Task goal ->
Quote every line as written. Omit pictures.

Data records ->
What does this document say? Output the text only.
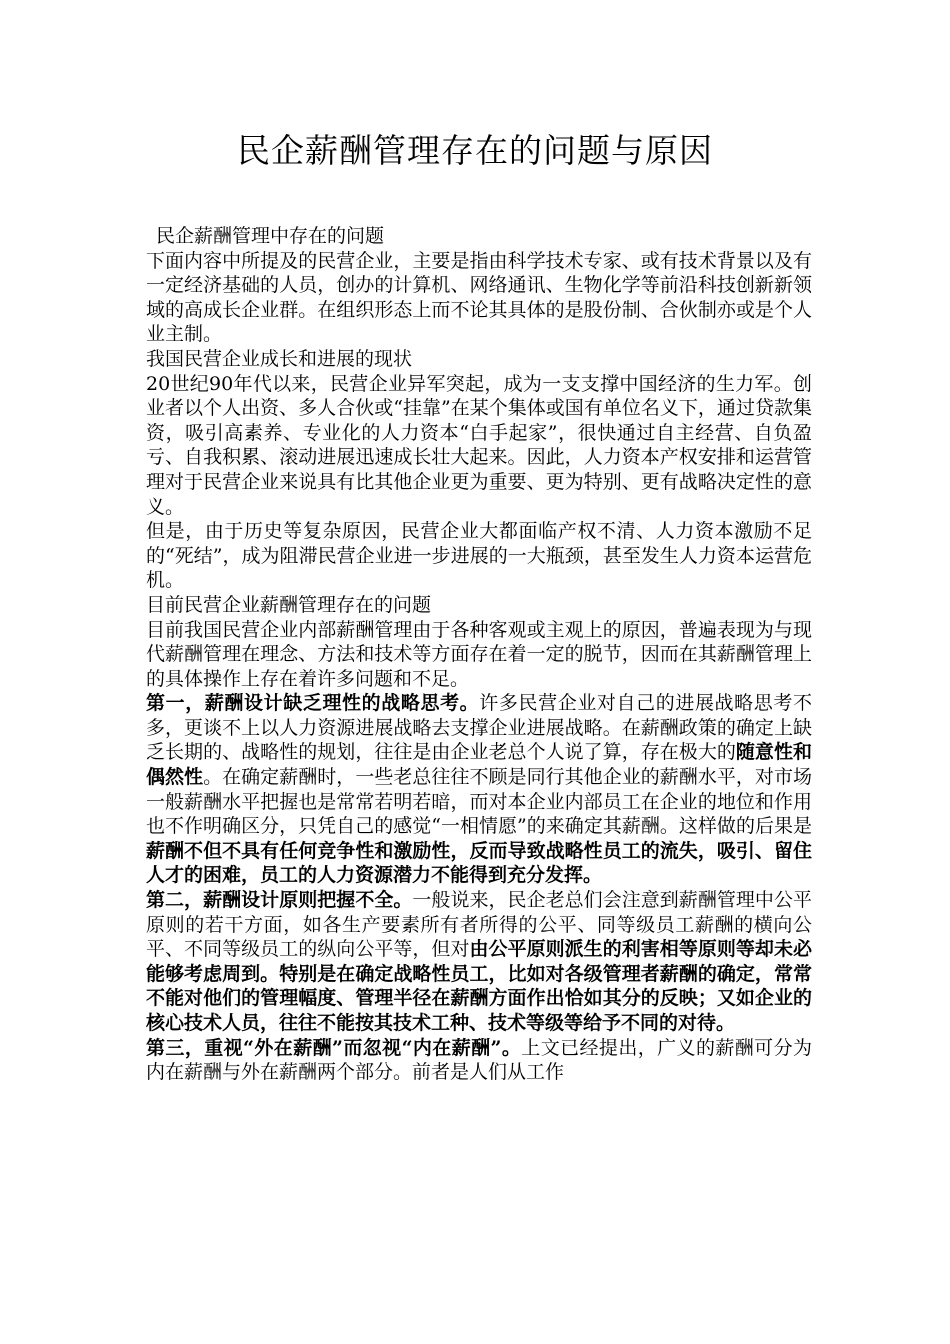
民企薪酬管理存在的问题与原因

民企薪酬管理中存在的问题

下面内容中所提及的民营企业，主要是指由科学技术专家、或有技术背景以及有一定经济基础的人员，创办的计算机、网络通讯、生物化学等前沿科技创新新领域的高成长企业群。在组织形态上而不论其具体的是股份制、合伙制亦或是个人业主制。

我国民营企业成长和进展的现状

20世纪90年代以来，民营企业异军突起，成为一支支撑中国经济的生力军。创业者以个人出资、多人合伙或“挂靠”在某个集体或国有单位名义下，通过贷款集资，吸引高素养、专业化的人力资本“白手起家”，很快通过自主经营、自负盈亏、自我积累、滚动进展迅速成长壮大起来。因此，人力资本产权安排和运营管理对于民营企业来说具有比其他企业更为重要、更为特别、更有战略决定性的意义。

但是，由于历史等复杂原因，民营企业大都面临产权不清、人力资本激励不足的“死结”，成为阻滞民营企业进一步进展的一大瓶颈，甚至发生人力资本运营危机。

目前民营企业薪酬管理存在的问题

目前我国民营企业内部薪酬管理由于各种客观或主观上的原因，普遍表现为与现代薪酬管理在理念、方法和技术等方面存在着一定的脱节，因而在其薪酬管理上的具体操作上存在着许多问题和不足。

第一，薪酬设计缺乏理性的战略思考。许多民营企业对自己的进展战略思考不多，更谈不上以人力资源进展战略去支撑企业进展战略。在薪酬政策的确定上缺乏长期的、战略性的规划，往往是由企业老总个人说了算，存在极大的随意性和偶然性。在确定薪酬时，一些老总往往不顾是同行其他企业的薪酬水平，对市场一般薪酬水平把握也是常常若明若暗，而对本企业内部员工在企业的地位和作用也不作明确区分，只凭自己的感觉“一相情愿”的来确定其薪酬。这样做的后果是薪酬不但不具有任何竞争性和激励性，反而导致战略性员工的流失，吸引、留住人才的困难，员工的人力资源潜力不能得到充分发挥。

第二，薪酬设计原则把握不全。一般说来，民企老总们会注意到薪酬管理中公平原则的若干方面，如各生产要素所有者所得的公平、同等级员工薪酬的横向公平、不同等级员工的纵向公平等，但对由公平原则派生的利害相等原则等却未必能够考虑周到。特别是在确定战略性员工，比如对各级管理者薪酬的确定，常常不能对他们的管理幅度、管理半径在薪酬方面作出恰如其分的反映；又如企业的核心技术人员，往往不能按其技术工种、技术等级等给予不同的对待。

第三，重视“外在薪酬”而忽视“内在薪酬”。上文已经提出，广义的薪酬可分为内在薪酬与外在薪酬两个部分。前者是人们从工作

Written reply ->
What does this document say? Output the text only.
民企薪酬管理存在的问题与原因

民企薪酬管理中存在的问题

下面内容中所提及的民营企业，主要是指由科学技术专家、或有技术背景以及有一定经济基础的人员，创办的计算机、网络通讯、生物化学等前沿科技创新新领域的高成长企业群。在组织形态上而不论其具体的是股份制、合伙制亦或是个人业主制。

我国民营企业成长和进展的现状

20世纪90年代以来，民营企业异军突起，成为一支支撑中国经济的生力军。创业者以个人出资、多人合伙或“挂靠”在某个集体或国有单位名义下，通过贷款集资，吸引高素养、专业化的人力资本“白手起家”，很快通过自主经营、自负盈亏、自我积累、滚动进展迅速成长壮大起来。因此，人力资本产权安排和运营管理对于民营企业来说具有比其他企业更为重要、更为特别、更有战略决定性的意义。

但是，由于历史等复杂原因，民营企业大都面临产权不清、人力资本激励不足的“死结”，成为阻滞民营企业进一步进展的一大瓶颈，甚至发生人力资本运营危机。

目前民营企业薪酬管理存在的问题

目前我国民营企业内部薪酬管理由于各种客观或主观上的原因，普遍表现为与现代薪酬管理在理念、方法和技术等方面存在着一定的脱节，因而在其薪酬管理上的具体操作上存在着许多问题和不足。

第一，薪酬设计缺乏理性的战略思考。许多民营企业对自己的进展战略思考不多，更谈不上以人力资源进展战略去支撑企业进展战略。在薪酬政策的确定上缺乏长期的、战略性的规划，往往是由企业老总个人说了算，存在极大的随意性和偶然性。在确定薪酬时，一些老总往往不顾是同行其他企业的薪酬水平，对市场一般薪酬水平把握也是常常若明若暗，而对本企业内部员工在企业的地位和作用也不作明确区分，只凭自己的感觉“一相情愿”的来确定其薪酬。这样做的后果是薪酬不但不具有任何竞争性和激励性，反而导致战略性员工的流失，吸引、留住人才的困难，员工的人力资源潜力不能得到充分发挥。

第二，薪酬设计原则把握不全。一般说来，民企老总们会注意到薪酬管理中公平原则的若干方面，如各生产要素所有者所得的公平、同等级员工薪酬的横向公平、不同等级员工的纵向公平等，但对由公平原则派生的利害相等原则等却未必能够考虑周到。特别是在确定战略性员工，比如对各级管理者薪酬的确定，常常不能对他们的管理幅度、管理半径在薪酬方面作出恰如其分的反映；又如企业的核心技术人员，往往不能按其技术工种、技术等级等给予不同的对待。

第三，重视“外在薪酬”而忽视“内在薪酬”。上文已经提出，广义的薪酬可分为内在薪酬与外在薪酬两个部分。前者是人们从工作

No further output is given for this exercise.